Exercise directions:
Pick out every line holding the string "grid" and copy it.

* start Records for the task *

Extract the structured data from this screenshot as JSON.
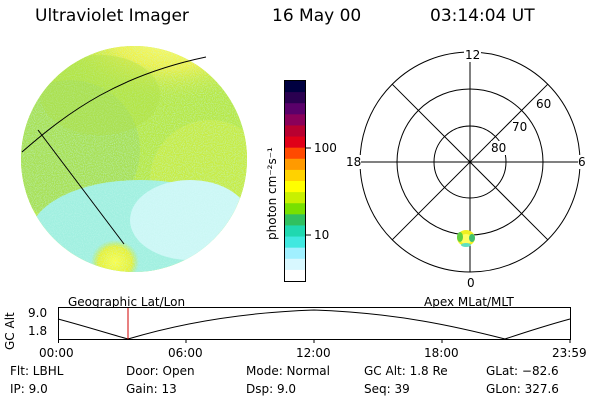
{
  "header": {
    "instrument": "Ultraviolet Imager",
    "date": "16 May 00",
    "time": "03:14:04 UT"
  },
  "colorbar": {
    "unit_label": "photon cm⁻²s⁻¹",
    "ticks": [
      "100",
      "10"
    ],
    "colors": [
      "#000040",
      "#2a0050",
      "#5a006a",
      "#8a005a",
      "#b80030",
      "#e00018",
      "#ff4a00",
      "#ff9a00",
      "#ffd200",
      "#ffff00",
      "#c8f000",
      "#78e000",
      "#30c060",
      "#20d8b0",
      "#40e8e0",
      "#a0f0ff",
      "#d8f8ff",
      "#ffffff"
    ]
  },
  "polar": {
    "mlt_labels": {
      "top": "12",
      "left": "18",
      "right": "6",
      "bottom": "0"
    },
    "lat_labels": [
      "60",
      "70",
      "80"
    ]
  },
  "altitude_plot": {
    "axis_label": "GC Alt",
    "left_title": "Geographic Lat/Lon",
    "right_title": "Apex MLat/MLT",
    "y_ticks": [
      "9.0",
      "1.8"
    ],
    "x_ticks": [
      "00:00",
      "06:00",
      "12:00",
      "18:00",
      "23:59"
    ]
  },
  "info": {
    "flt": "Flt: LBHL",
    "ip": "IP:  9.0",
    "door": "Door: Open",
    "gain": "Gain: 13",
    "mode": "Mode: Normal",
    "dsp": "Dsp:     9.0",
    "gc_alt": "GC Alt: 1.8 Re",
    "seq": "Seq: 39",
    "glat": "GLat: −82.6",
    "glon": "GLon: 327.6"
  }
}
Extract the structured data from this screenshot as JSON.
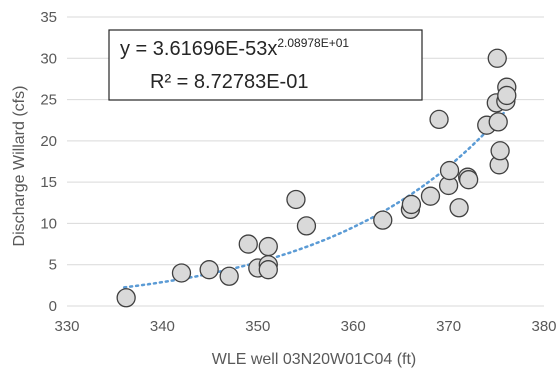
{
  "chart_data": {
    "type": "scatter",
    "title": "",
    "xlabel": "WLE well 03N20W01C04 (ft)",
    "ylabel": "Discharge Willard (cfs)",
    "xlim": [
      330,
      380
    ],
    "ylim": [
      0,
      35
    ],
    "xticks": [
      330,
      340,
      350,
      360,
      370,
      380
    ],
    "yticks": [
      0,
      5,
      10,
      15,
      20,
      25,
      30,
      35
    ],
    "grid": "horizontal",
    "points": {
      "x": [
        336.2,
        342.0,
        344.9,
        347.0,
        349.0,
        350.0,
        351.1,
        351.1,
        351.1,
        354.0,
        355.1,
        363.1,
        366.0,
        366.1,
        368.1,
        369.0,
        370.0,
        370.1,
        371.1,
        372.0,
        372.1,
        374.0,
        375.0,
        375.1,
        375.2,
        375.3,
        375.4,
        376.0,
        376.1,
        376.1
      ],
      "y": [
        1.0,
        4.0,
        4.4,
        3.6,
        7.5,
        4.6,
        7.2,
        5.0,
        4.4,
        12.9,
        9.7,
        10.4,
        11.7,
        12.3,
        13.3,
        22.6,
        14.6,
        16.4,
        11.9,
        15.6,
        15.3,
        21.9,
        24.6,
        30.0,
        22.3,
        17.1,
        18.8,
        24.8,
        26.5,
        25.5
      ]
    },
    "trendline": {
      "type": "power",
      "coefficient": 3.61696e-53,
      "exponent": 20.8978,
      "x_range": [
        336,
        376
      ]
    },
    "annotation": {
      "equation_lead": "y = 3.61696E-53x",
      "equation_exp": "2.08978E+01",
      "r_squared": "R² = 8.72783E-01"
    },
    "colors": {
      "marker_fill": "#d9d9d9",
      "marker_stroke": "#404040",
      "trendline": "#5b9bd5",
      "grid": "#d9d9d9",
      "text": "#595959"
    }
  }
}
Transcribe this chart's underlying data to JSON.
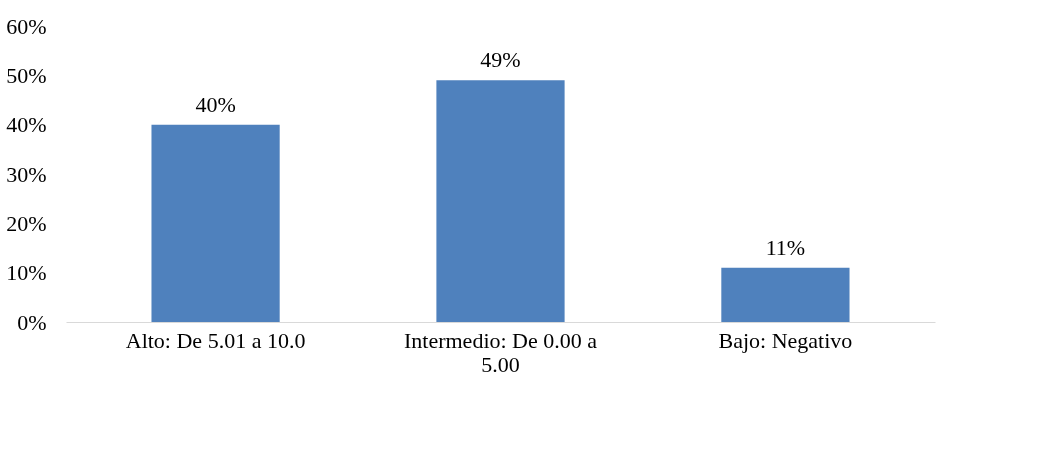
{
  "chart_data": {
    "type": "bar",
    "categories": [
      "Alto: De 5.01 a 10.0",
      "Intermedio: De 0.00 a 5.00",
      "Bajo: Negativo"
    ],
    "values": [
      40,
      49,
      11
    ],
    "color": "#4f81bd",
    "value_labels": [
      "40%",
      "49%",
      "11%"
    ],
    "ylim": [
      0,
      60
    ],
    "yticks": [
      {
        "value": 0,
        "label": "0%"
      },
      {
        "value": 10,
        "label": "10%"
      },
      {
        "value": 20,
        "label": "20%"
      },
      {
        "value": 30,
        "label": "30%"
      },
      {
        "value": 40,
        "label": "40%"
      },
      {
        "value": 50,
        "label": "50%"
      },
      {
        "value": 60,
        "label": "60%"
      }
    ],
    "grid": false
  }
}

* end Records for the task *

Complete output:
    "grid": "horizontal",
      "grid": "#d9d9d9",
    "grid": false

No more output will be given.